# OBJECTIVE
Sift the listing for lines that hold the string "this" and pull them out.

# GIVEN RECORDS
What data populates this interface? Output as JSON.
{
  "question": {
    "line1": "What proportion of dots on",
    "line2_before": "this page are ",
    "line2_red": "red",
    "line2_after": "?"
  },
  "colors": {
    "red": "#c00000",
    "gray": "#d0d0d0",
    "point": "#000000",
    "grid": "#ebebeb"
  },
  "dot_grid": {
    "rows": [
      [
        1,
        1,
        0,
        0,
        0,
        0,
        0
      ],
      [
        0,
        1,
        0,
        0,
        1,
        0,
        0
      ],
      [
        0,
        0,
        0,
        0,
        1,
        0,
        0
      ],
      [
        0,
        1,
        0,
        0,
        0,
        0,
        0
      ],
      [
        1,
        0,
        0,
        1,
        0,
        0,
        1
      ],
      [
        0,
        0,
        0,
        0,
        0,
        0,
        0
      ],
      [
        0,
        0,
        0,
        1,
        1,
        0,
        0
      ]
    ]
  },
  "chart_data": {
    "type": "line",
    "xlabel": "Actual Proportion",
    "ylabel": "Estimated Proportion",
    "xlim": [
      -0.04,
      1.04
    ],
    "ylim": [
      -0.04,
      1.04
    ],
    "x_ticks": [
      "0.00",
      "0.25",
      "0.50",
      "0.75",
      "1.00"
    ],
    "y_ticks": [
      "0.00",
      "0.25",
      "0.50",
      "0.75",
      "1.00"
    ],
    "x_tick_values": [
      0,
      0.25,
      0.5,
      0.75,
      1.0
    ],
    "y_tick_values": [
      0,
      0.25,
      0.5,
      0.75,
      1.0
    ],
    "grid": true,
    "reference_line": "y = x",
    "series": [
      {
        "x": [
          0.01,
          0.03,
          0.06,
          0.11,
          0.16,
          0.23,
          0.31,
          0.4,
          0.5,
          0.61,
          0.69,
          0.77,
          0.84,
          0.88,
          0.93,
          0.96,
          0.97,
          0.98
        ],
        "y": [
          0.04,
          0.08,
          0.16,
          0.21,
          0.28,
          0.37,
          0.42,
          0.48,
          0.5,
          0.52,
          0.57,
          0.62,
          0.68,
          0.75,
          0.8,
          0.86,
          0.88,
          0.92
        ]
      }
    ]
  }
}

# RESULT
What data populates this interface? Output as JSON.
    "line2_before": "this page are ",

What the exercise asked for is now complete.